* [Raw data]:
====
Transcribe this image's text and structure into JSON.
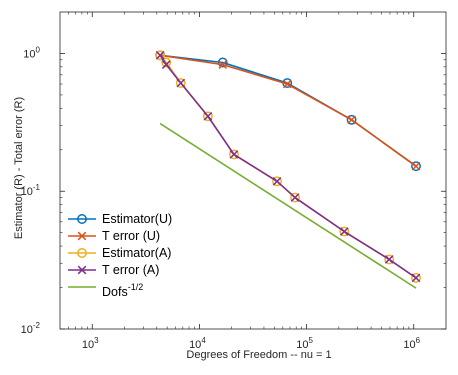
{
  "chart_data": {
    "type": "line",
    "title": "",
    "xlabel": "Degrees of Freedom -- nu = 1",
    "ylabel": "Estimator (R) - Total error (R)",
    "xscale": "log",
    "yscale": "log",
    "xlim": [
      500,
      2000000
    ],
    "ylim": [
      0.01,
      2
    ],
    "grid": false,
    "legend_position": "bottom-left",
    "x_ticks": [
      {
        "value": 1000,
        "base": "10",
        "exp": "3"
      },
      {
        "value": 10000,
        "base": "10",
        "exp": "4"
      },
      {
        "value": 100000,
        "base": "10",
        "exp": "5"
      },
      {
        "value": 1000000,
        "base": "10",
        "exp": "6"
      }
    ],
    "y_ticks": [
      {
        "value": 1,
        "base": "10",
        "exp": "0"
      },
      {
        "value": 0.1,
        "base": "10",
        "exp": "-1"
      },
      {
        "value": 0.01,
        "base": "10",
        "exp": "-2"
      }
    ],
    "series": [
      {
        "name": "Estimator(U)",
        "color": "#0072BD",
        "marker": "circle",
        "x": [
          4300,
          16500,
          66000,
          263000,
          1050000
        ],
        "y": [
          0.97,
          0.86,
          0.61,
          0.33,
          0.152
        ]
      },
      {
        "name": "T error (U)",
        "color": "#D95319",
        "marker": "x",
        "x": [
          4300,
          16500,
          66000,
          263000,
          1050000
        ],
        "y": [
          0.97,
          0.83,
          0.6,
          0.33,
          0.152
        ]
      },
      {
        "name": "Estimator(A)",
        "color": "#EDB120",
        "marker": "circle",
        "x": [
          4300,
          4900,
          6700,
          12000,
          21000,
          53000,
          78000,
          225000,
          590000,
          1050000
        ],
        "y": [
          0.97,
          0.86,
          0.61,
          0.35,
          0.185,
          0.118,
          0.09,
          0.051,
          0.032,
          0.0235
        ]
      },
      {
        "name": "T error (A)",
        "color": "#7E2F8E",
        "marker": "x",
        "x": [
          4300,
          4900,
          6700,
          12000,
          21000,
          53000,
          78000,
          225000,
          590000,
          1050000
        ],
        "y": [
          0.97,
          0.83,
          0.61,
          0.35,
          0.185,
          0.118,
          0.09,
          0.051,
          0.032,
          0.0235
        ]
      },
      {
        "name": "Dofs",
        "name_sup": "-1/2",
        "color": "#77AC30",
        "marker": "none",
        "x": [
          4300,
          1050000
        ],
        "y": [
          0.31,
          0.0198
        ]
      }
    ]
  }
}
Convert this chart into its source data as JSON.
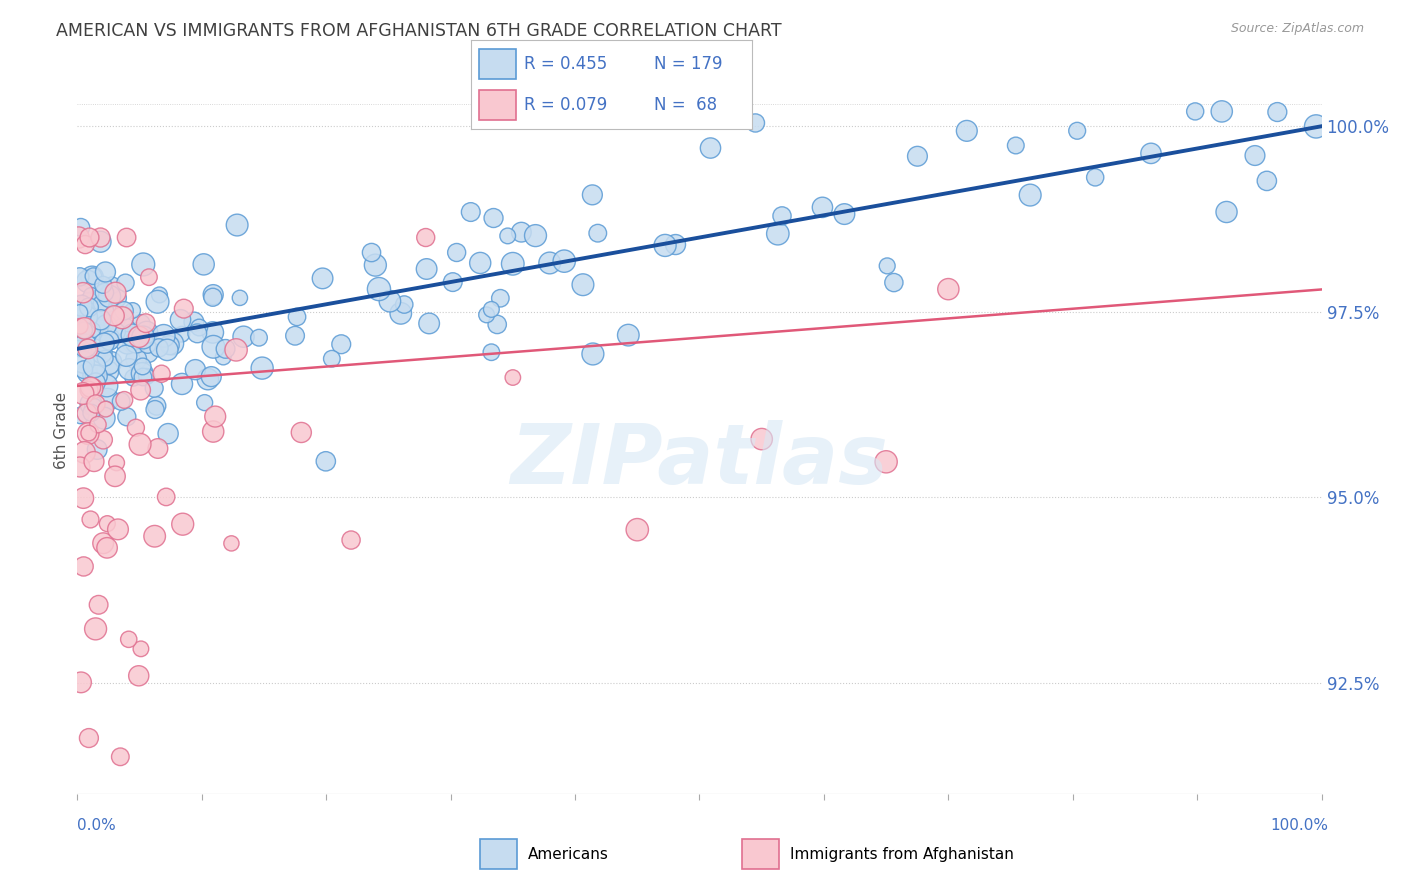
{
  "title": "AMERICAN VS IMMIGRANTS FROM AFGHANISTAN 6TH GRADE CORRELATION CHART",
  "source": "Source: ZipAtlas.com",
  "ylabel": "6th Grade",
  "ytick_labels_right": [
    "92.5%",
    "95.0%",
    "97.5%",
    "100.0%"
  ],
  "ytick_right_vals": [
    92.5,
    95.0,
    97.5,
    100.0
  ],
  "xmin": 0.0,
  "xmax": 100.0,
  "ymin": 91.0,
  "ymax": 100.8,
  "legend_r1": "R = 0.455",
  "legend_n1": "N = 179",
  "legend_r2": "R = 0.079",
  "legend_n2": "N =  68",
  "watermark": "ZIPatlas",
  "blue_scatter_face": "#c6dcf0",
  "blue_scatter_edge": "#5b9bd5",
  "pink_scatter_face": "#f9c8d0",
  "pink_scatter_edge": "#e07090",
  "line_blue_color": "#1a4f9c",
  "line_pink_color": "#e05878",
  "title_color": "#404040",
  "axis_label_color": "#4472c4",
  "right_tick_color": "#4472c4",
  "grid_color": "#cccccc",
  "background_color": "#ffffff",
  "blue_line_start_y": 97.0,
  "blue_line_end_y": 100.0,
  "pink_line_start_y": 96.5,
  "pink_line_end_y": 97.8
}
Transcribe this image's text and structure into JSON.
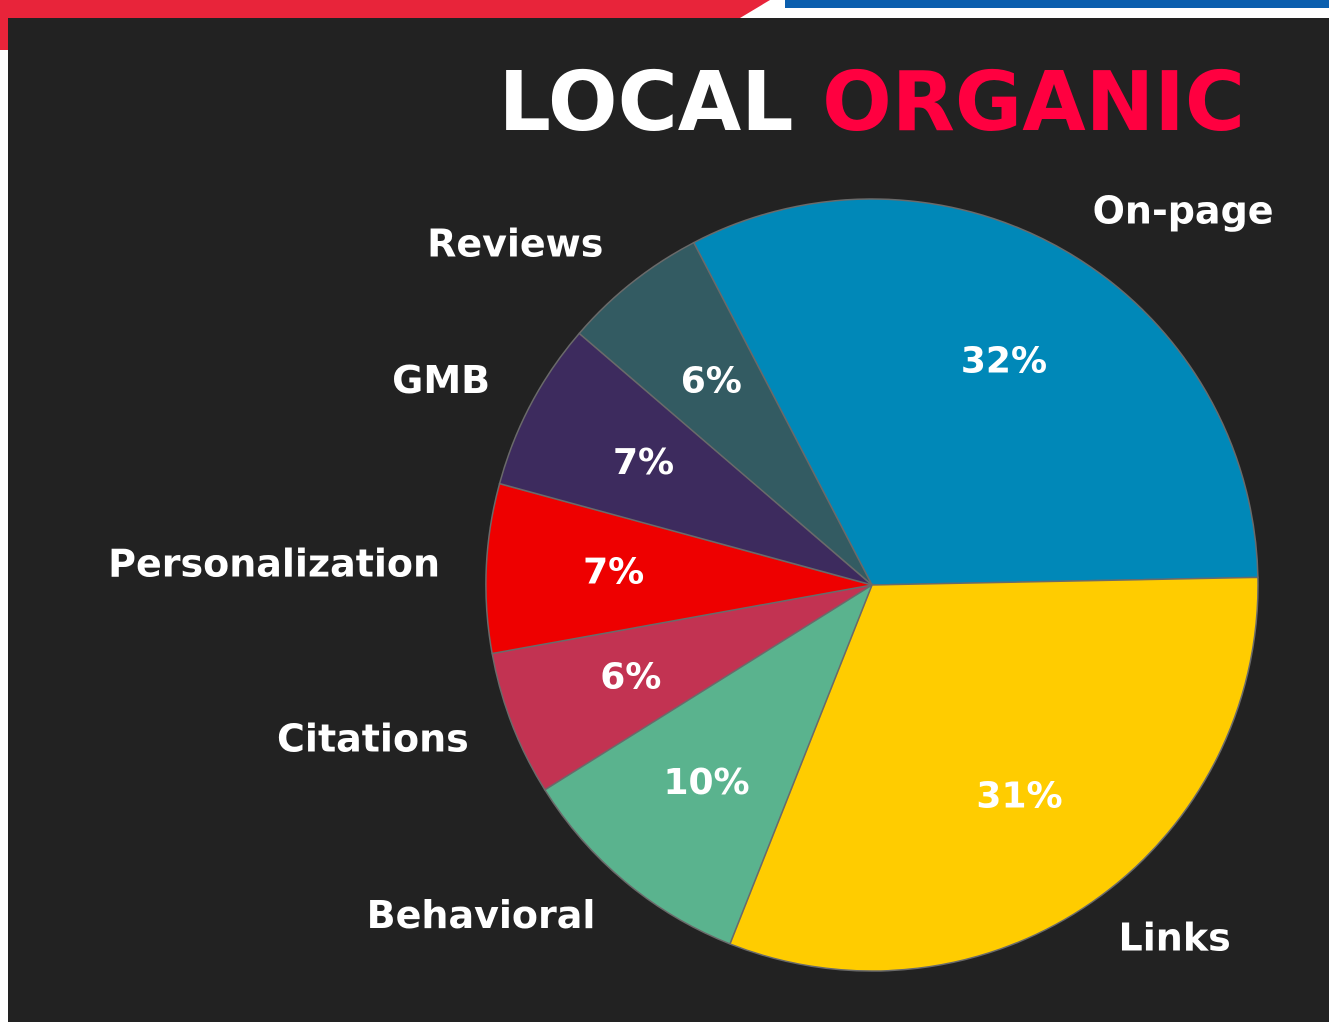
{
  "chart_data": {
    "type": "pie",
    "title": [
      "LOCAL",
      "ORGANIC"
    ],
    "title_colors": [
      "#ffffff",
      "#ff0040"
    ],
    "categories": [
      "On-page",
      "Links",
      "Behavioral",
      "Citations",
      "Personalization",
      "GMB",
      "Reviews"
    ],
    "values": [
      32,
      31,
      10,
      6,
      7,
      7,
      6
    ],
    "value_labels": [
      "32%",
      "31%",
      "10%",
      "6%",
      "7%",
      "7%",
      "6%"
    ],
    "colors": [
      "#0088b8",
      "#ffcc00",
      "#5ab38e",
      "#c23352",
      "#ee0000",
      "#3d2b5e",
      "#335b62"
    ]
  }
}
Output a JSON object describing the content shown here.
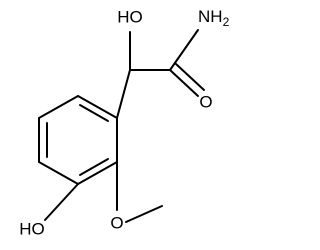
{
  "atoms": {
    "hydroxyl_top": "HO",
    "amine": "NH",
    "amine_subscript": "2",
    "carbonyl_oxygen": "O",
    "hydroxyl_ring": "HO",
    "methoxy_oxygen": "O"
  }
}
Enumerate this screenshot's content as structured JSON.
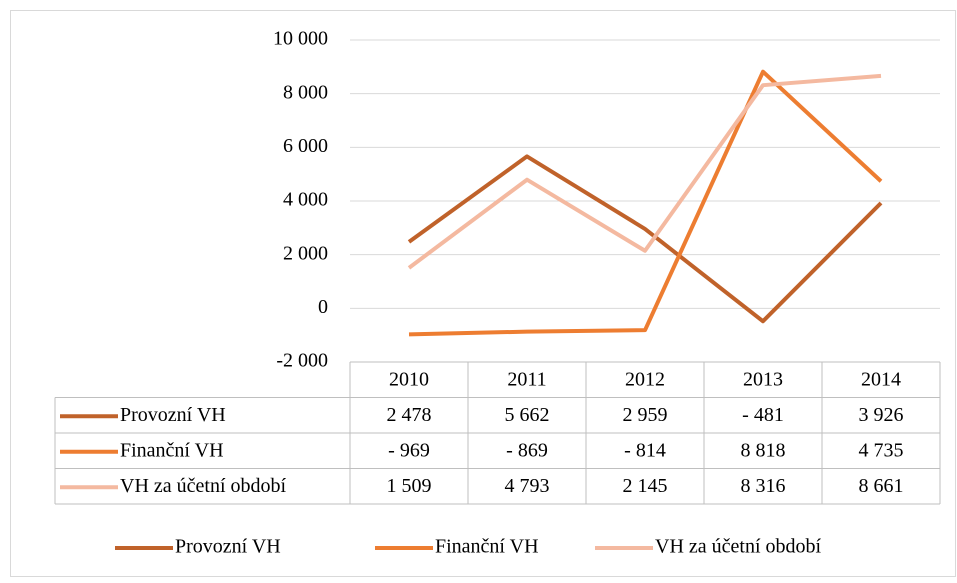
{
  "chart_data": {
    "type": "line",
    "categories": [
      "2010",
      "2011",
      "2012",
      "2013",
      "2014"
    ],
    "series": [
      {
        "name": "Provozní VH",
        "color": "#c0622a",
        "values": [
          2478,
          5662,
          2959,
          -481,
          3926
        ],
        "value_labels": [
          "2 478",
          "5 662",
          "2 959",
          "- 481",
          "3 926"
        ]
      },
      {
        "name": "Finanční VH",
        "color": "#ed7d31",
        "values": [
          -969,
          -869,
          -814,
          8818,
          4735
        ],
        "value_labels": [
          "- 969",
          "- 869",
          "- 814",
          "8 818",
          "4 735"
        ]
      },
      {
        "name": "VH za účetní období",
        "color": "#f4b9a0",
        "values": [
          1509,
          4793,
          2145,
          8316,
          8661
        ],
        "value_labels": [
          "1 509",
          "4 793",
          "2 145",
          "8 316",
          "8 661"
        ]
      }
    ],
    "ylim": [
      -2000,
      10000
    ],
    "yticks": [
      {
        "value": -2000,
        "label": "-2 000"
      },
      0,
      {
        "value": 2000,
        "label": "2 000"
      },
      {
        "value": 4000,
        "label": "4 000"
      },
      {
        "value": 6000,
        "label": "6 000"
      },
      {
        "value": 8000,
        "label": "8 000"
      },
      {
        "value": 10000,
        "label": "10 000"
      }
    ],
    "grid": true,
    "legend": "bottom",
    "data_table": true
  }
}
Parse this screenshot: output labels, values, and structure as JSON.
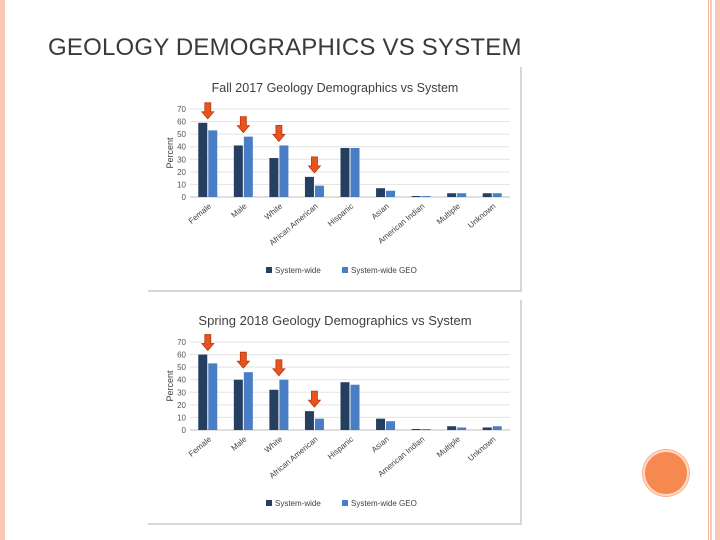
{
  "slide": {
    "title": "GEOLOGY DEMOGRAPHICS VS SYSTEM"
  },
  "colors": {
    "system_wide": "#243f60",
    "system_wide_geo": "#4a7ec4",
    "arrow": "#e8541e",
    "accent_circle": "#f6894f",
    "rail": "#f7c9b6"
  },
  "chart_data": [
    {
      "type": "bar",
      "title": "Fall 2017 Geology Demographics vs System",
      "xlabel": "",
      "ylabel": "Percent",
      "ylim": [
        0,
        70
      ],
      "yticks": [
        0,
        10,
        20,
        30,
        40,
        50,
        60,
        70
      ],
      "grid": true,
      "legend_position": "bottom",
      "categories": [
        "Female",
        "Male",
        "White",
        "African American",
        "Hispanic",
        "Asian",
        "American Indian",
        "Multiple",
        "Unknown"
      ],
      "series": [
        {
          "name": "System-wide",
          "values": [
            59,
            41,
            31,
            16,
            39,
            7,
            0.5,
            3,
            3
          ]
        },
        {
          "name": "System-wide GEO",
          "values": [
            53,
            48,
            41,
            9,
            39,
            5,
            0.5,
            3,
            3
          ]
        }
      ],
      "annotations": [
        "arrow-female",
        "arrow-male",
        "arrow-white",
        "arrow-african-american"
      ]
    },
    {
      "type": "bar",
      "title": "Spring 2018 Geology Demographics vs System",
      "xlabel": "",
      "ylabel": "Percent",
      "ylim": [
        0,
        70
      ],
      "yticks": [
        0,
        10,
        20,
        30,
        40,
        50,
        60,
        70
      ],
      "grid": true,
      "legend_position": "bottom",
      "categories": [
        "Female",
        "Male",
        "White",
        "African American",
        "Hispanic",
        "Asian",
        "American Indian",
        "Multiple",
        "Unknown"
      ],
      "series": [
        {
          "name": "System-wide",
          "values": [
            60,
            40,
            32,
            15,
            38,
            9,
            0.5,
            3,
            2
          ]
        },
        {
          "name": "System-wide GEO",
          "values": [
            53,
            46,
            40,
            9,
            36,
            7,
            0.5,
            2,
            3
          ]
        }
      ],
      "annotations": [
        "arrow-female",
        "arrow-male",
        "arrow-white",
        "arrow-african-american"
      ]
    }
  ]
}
====
* [Problem requirements]: Where a line above contains the word "bottom", copy that line.

* [Task solution]:
    "legend_position": "bottom-left",
    "legend": "bottom",
      "legend_position": "bottom",
      "legend_position": "bottom",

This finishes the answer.